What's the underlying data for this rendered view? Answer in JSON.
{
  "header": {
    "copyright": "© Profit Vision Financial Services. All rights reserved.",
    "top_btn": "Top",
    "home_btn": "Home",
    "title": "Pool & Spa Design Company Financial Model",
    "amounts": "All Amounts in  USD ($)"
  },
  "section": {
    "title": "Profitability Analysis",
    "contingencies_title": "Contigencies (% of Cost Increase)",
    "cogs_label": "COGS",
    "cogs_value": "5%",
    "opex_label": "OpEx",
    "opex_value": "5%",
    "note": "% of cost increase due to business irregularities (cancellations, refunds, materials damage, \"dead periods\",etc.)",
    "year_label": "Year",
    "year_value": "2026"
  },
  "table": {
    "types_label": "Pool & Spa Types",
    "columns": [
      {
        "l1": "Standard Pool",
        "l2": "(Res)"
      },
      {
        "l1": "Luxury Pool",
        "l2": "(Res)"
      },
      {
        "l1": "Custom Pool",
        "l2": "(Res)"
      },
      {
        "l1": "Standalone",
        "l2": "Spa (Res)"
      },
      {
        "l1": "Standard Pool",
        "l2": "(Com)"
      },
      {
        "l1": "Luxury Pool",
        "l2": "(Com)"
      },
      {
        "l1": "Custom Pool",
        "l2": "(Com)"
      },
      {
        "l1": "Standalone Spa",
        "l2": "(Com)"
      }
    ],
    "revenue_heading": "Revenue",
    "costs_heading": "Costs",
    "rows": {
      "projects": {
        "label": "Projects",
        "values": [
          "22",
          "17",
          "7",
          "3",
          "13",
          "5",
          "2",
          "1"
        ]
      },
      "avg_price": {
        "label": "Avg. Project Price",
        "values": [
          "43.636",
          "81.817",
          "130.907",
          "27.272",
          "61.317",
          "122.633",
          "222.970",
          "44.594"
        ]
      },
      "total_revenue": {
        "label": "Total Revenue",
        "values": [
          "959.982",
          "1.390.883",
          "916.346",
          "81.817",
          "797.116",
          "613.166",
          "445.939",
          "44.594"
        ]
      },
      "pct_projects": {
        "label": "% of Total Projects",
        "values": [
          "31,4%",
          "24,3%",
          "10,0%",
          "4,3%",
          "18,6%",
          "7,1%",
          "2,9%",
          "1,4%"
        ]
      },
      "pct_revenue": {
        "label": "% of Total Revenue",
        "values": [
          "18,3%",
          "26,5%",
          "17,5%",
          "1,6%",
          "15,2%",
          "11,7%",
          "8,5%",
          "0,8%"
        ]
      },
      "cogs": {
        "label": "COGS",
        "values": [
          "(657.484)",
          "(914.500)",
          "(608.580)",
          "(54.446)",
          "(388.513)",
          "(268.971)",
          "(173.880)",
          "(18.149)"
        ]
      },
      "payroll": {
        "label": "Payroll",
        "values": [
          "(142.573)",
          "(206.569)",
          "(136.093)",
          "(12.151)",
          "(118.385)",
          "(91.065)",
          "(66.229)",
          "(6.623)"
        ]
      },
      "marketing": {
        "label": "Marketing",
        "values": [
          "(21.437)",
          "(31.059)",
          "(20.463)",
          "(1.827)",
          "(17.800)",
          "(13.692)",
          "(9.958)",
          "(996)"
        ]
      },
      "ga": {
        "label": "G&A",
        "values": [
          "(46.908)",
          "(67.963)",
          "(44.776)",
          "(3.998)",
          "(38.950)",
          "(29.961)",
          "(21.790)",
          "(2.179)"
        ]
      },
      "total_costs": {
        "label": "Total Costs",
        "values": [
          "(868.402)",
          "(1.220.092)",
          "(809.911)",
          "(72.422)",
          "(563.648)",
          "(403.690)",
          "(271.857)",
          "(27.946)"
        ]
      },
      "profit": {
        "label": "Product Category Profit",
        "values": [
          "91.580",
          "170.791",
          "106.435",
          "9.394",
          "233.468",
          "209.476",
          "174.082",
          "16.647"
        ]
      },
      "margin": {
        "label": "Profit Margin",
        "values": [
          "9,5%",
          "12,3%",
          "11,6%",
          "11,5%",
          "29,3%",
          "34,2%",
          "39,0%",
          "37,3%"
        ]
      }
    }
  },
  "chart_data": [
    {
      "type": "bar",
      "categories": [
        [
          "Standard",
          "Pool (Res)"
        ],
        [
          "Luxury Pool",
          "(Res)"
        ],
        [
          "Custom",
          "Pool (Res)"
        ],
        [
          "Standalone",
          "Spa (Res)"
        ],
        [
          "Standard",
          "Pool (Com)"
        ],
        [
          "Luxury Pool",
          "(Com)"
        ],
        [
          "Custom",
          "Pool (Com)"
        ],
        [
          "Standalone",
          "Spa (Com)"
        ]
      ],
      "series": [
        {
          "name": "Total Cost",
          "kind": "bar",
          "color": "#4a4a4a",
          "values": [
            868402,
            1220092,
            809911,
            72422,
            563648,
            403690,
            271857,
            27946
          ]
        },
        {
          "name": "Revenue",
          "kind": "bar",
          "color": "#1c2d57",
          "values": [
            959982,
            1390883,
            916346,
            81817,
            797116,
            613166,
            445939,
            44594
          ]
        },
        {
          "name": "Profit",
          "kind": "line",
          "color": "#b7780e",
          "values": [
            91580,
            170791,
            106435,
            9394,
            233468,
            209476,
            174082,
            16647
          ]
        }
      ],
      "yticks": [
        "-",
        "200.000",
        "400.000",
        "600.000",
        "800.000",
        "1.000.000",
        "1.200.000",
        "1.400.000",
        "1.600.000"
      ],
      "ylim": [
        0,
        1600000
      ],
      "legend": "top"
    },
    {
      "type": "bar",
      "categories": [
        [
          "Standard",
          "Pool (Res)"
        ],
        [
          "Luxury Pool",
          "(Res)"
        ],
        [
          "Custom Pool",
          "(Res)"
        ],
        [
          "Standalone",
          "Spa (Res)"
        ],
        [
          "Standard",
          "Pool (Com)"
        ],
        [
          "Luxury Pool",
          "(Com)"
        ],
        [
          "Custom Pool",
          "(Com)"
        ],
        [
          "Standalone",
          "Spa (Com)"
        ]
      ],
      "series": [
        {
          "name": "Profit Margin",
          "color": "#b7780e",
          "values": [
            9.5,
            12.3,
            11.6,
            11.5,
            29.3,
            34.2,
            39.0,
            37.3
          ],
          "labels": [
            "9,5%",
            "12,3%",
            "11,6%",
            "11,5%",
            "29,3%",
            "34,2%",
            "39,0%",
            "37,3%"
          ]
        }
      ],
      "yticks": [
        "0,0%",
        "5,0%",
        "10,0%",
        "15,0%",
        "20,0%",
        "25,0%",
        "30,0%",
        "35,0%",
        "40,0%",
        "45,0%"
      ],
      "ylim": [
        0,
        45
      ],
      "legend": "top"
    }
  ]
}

INSTRUCTION:
Would you restate each of the entries word for word?

THE SOLUTION:
What's the underlying data for this rendered view? Answer in JSON.
{
  "header": {
    "copyright": "© Profit Vision Financial Services. All rights reserved.",
    "top_btn": "Top",
    "home_btn": "Home",
    "title": "Pool & Spa Design Company Financial Model",
    "amounts": "All Amounts in  USD ($)"
  },
  "section": {
    "title": "Profitability Analysis",
    "contingencies_title": "Contigencies (% of Cost Increase)",
    "cogs_label": "COGS",
    "cogs_value": "5%",
    "opex_label": "OpEx",
    "opex_value": "5%",
    "note": "% of cost increase due to business irregularities (cancellations, refunds, materials damage, \"dead periods\",etc.)",
    "year_label": "Year",
    "year_value": "2026"
  },
  "table": {
    "types_label": "Pool & Spa Types",
    "columns": [
      {
        "l1": "Standard Pool",
        "l2": "(Res)"
      },
      {
        "l1": "Luxury Pool",
        "l2": "(Res)"
      },
      {
        "l1": "Custom Pool",
        "l2": "(Res)"
      },
      {
        "l1": "Standalone",
        "l2": "Spa (Res)"
      },
      {
        "l1": "Standard Pool",
        "l2": "(Com)"
      },
      {
        "l1": "Luxury Pool",
        "l2": "(Com)"
      },
      {
        "l1": "Custom Pool",
        "l2": "(Com)"
      },
      {
        "l1": "Standalone Spa",
        "l2": "(Com)"
      }
    ],
    "revenue_heading": "Revenue",
    "costs_heading": "Costs",
    "rows": {
      "projects": {
        "label": "Projects",
        "values": [
          "22",
          "17",
          "7",
          "3",
          "13",
          "5",
          "2",
          "1"
        ]
      },
      "avg_price": {
        "label": "Avg. Project Price",
        "values": [
          "43.636",
          "81.817",
          "130.907",
          "27.272",
          "61.317",
          "122.633",
          "222.970",
          "44.594"
        ]
      },
      "total_revenue": {
        "label": "Total Revenue",
        "values": [
          "959.982",
          "1.390.883",
          "916.346",
          "81.817",
          "797.116",
          "613.166",
          "445.939",
          "44.594"
        ]
      },
      "pct_projects": {
        "label": "% of Total Projects",
        "values": [
          "31,4%",
          "24,3%",
          "10,0%",
          "4,3%",
          "18,6%",
          "7,1%",
          "2,9%",
          "1,4%"
        ]
      },
      "pct_revenue": {
        "label": "% of Total Revenue",
        "values": [
          "18,3%",
          "26,5%",
          "17,5%",
          "1,6%",
          "15,2%",
          "11,7%",
          "8,5%",
          "0,8%"
        ]
      },
      "cogs": {
        "label": "COGS",
        "values": [
          "(657.484)",
          "(914.500)",
          "(608.580)",
          "(54.446)",
          "(388.513)",
          "(268.971)",
          "(173.880)",
          "(18.149)"
        ]
      },
      "payroll": {
        "label": "Payroll",
        "values": [
          "(142.573)",
          "(206.569)",
          "(136.093)",
          "(12.151)",
          "(118.385)",
          "(91.065)",
          "(66.229)",
          "(6.623)"
        ]
      },
      "marketing": {
        "label": "Marketing",
        "values": [
          "(21.437)",
          "(31.059)",
          "(20.463)",
          "(1.827)",
          "(17.800)",
          "(13.692)",
          "(9.958)",
          "(996)"
        ]
      },
      "ga": {
        "label": "G&A",
        "values": [
          "(46.908)",
          "(67.963)",
          "(44.776)",
          "(3.998)",
          "(38.950)",
          "(29.961)",
          "(21.790)",
          "(2.179)"
        ]
      },
      "total_costs": {
        "label": "Total Costs",
        "values": [
          "(868.402)",
          "(1.220.092)",
          "(809.911)",
          "(72.422)",
          "(563.648)",
          "(403.690)",
          "(271.857)",
          "(27.946)"
        ]
      },
      "profit": {
        "label": "Product Category Profit",
        "values": [
          "91.580",
          "170.791",
          "106.435",
          "9.394",
          "233.468",
          "209.476",
          "174.082",
          "16.647"
        ]
      },
      "margin": {
        "label": "Profit Margin",
        "values": [
          "9,5%",
          "12,3%",
          "11,6%",
          "11,5%",
          "29,3%",
          "34,2%",
          "39,0%",
          "37,3%"
        ]
      }
    }
  },
  "chart_data": [
    {
      "type": "bar",
      "categories": [
        [
          "Standard",
          "Pool (Res)"
        ],
        [
          "Luxury Pool",
          "(Res)"
        ],
        [
          "Custom",
          "Pool (Res)"
        ],
        [
          "Standalone",
          "Spa (Res)"
        ],
        [
          "Standard",
          "Pool (Com)"
        ],
        [
          "Luxury Pool",
          "(Com)"
        ],
        [
          "Custom",
          "Pool (Com)"
        ],
        [
          "Standalone",
          "Spa (Com)"
        ]
      ],
      "series": [
        {
          "name": "Total Cost",
          "kind": "bar",
          "color": "#4a4a4a",
          "values": [
            868402,
            1220092,
            809911,
            72422,
            563648,
            403690,
            271857,
            27946
          ]
        },
        {
          "name": "Revenue",
          "kind": "bar",
          "color": "#1c2d57",
          "values": [
            959982,
            1390883,
            916346,
            81817,
            797116,
            613166,
            445939,
            44594
          ]
        },
        {
          "name": "Profit",
          "kind": "line",
          "color": "#b7780e",
          "values": [
            91580,
            170791,
            106435,
            9394,
            233468,
            209476,
            174082,
            16647
          ]
        }
      ],
      "yticks": [
        "-",
        "200.000",
        "400.000",
        "600.000",
        "800.000",
        "1.000.000",
        "1.200.000",
        "1.400.000",
        "1.600.000"
      ],
      "ylim": [
        0,
        1600000
      ],
      "legend": "top"
    },
    {
      "type": "bar",
      "categories": [
        [
          "Standard",
          "Pool (Res)"
        ],
        [
          "Luxury Pool",
          "(Res)"
        ],
        [
          "Custom Pool",
          "(Res)"
        ],
        [
          "Standalone",
          "Spa (Res)"
        ],
        [
          "Standard",
          "Pool (Com)"
        ],
        [
          "Luxury Pool",
          "(Com)"
        ],
        [
          "Custom Pool",
          "(Com)"
        ],
        [
          "Standalone",
          "Spa (Com)"
        ]
      ],
      "series": [
        {
          "name": "Profit Margin",
          "color": "#b7780e",
          "values": [
            9.5,
            12.3,
            11.6,
            11.5,
            29.3,
            34.2,
            39.0,
            37.3
          ],
          "labels": [
            "9,5%",
            "12,3%",
            "11,6%",
            "11,5%",
            "29,3%",
            "34,2%",
            "39,0%",
            "37,3%"
          ]
        }
      ],
      "yticks": [
        "0,0%",
        "5,0%",
        "10,0%",
        "15,0%",
        "20,0%",
        "25,0%",
        "30,0%",
        "35,0%",
        "40,0%",
        "45,0%"
      ],
      "ylim": [
        0,
        45
      ],
      "legend": "top"
    }
  ]
}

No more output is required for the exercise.